* START *

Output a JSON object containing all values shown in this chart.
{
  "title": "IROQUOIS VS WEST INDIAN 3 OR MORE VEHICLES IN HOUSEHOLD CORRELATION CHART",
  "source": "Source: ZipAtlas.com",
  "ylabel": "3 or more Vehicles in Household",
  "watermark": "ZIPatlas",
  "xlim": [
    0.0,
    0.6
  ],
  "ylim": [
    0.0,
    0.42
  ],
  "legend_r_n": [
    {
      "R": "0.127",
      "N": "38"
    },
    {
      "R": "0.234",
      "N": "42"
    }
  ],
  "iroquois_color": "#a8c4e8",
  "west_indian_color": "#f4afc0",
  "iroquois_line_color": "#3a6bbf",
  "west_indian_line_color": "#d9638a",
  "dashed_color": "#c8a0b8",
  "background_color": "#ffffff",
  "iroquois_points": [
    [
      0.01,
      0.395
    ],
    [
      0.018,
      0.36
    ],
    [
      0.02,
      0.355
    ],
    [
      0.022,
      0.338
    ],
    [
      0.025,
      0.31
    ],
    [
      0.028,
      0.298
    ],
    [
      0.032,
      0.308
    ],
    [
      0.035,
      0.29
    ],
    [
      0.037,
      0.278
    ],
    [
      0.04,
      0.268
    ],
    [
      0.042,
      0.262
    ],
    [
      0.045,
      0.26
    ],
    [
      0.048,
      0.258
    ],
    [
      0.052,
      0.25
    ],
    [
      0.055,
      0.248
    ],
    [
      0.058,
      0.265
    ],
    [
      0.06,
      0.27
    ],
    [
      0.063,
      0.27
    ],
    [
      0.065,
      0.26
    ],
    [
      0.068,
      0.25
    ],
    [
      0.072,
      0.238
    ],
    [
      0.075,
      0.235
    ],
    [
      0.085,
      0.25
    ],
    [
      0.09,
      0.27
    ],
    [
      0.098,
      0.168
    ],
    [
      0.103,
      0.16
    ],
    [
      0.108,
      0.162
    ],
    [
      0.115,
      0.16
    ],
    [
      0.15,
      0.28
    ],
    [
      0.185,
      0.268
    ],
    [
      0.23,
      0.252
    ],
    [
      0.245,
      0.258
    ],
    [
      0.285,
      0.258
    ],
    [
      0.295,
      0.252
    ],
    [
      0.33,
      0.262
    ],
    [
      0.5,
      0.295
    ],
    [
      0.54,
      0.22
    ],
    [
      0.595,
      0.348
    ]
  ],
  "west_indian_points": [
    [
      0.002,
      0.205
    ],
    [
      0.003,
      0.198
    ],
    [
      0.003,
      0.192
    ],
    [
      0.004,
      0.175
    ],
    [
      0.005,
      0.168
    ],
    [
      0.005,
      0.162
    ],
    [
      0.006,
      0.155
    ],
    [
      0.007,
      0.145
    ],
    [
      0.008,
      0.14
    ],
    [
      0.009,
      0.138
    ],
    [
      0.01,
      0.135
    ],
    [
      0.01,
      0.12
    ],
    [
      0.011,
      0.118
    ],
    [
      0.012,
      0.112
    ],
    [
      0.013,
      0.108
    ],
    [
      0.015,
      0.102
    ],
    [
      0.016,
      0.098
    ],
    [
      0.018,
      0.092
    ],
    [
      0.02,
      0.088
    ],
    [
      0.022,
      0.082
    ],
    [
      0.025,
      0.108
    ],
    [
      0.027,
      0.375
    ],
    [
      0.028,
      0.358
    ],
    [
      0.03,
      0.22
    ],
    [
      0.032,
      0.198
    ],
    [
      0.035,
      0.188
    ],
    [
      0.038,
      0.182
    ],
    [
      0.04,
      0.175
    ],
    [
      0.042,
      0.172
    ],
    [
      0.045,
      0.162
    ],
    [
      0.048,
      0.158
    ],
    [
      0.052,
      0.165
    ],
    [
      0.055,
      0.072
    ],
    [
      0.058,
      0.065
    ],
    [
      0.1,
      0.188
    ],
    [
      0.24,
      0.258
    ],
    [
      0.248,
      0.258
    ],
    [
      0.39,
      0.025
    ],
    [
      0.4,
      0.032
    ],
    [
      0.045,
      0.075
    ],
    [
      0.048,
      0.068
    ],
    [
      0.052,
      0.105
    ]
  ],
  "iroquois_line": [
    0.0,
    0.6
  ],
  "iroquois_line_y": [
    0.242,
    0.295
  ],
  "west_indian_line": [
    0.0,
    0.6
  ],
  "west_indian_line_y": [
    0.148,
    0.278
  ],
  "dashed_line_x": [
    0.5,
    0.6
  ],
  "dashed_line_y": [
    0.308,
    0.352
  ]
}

* END *

**Goal**
Each line of the listing above should be output exactly.

**Expected answer**
Output a JSON object containing all values shown in this chart.
{
  "title": "IROQUOIS VS WEST INDIAN 3 OR MORE VEHICLES IN HOUSEHOLD CORRELATION CHART",
  "source": "Source: ZipAtlas.com",
  "ylabel": "3 or more Vehicles in Household",
  "watermark": "ZIPatlas",
  "xlim": [
    0.0,
    0.6
  ],
  "ylim": [
    0.0,
    0.42
  ],
  "legend_r_n": [
    {
      "R": "0.127",
      "N": "38"
    },
    {
      "R": "0.234",
      "N": "42"
    }
  ],
  "iroquois_color": "#a8c4e8",
  "west_indian_color": "#f4afc0",
  "iroquois_line_color": "#3a6bbf",
  "west_indian_line_color": "#d9638a",
  "dashed_color": "#c8a0b8",
  "background_color": "#ffffff",
  "iroquois_points": [
    [
      0.01,
      0.395
    ],
    [
      0.018,
      0.36
    ],
    [
      0.02,
      0.355
    ],
    [
      0.022,
      0.338
    ],
    [
      0.025,
      0.31
    ],
    [
      0.028,
      0.298
    ],
    [
      0.032,
      0.308
    ],
    [
      0.035,
      0.29
    ],
    [
      0.037,
      0.278
    ],
    [
      0.04,
      0.268
    ],
    [
      0.042,
      0.262
    ],
    [
      0.045,
      0.26
    ],
    [
      0.048,
      0.258
    ],
    [
      0.052,
      0.25
    ],
    [
      0.055,
      0.248
    ],
    [
      0.058,
      0.265
    ],
    [
      0.06,
      0.27
    ],
    [
      0.063,
      0.27
    ],
    [
      0.065,
      0.26
    ],
    [
      0.068,
      0.25
    ],
    [
      0.072,
      0.238
    ],
    [
      0.075,
      0.235
    ],
    [
      0.085,
      0.25
    ],
    [
      0.09,
      0.27
    ],
    [
      0.098,
      0.168
    ],
    [
      0.103,
      0.16
    ],
    [
      0.108,
      0.162
    ],
    [
      0.115,
      0.16
    ],
    [
      0.15,
      0.28
    ],
    [
      0.185,
      0.268
    ],
    [
      0.23,
      0.252
    ],
    [
      0.245,
      0.258
    ],
    [
      0.285,
      0.258
    ],
    [
      0.295,
      0.252
    ],
    [
      0.33,
      0.262
    ],
    [
      0.5,
      0.295
    ],
    [
      0.54,
      0.22
    ],
    [
      0.595,
      0.348
    ]
  ],
  "west_indian_points": [
    [
      0.002,
      0.205
    ],
    [
      0.003,
      0.198
    ],
    [
      0.003,
      0.192
    ],
    [
      0.004,
      0.175
    ],
    [
      0.005,
      0.168
    ],
    [
      0.005,
      0.162
    ],
    [
      0.006,
      0.155
    ],
    [
      0.007,
      0.145
    ],
    [
      0.008,
      0.14
    ],
    [
      0.009,
      0.138
    ],
    [
      0.01,
      0.135
    ],
    [
      0.01,
      0.12
    ],
    [
      0.011,
      0.118
    ],
    [
      0.012,
      0.112
    ],
    [
      0.013,
      0.108
    ],
    [
      0.015,
      0.102
    ],
    [
      0.016,
      0.098
    ],
    [
      0.018,
      0.092
    ],
    [
      0.02,
      0.088
    ],
    [
      0.022,
      0.082
    ],
    [
      0.025,
      0.108
    ],
    [
      0.027,
      0.375
    ],
    [
      0.028,
      0.358
    ],
    [
      0.03,
      0.22
    ],
    [
      0.032,
      0.198
    ],
    [
      0.035,
      0.188
    ],
    [
      0.038,
      0.182
    ],
    [
      0.04,
      0.175
    ],
    [
      0.042,
      0.172
    ],
    [
      0.045,
      0.162
    ],
    [
      0.048,
      0.158
    ],
    [
      0.052,
      0.165
    ],
    [
      0.055,
      0.072
    ],
    [
      0.058,
      0.065
    ],
    [
      0.1,
      0.188
    ],
    [
      0.24,
      0.258
    ],
    [
      0.248,
      0.258
    ],
    [
      0.39,
      0.025
    ],
    [
      0.4,
      0.032
    ],
    [
      0.045,
      0.075
    ],
    [
      0.048,
      0.068
    ],
    [
      0.052,
      0.105
    ]
  ],
  "iroquois_line": [
    0.0,
    0.6
  ],
  "iroquois_line_y": [
    0.242,
    0.295
  ],
  "west_indian_line": [
    0.0,
    0.6
  ],
  "west_indian_line_y": [
    0.148,
    0.278
  ],
  "dashed_line_x": [
    0.5,
    0.6
  ],
  "dashed_line_y": [
    0.308,
    0.352
  ]
}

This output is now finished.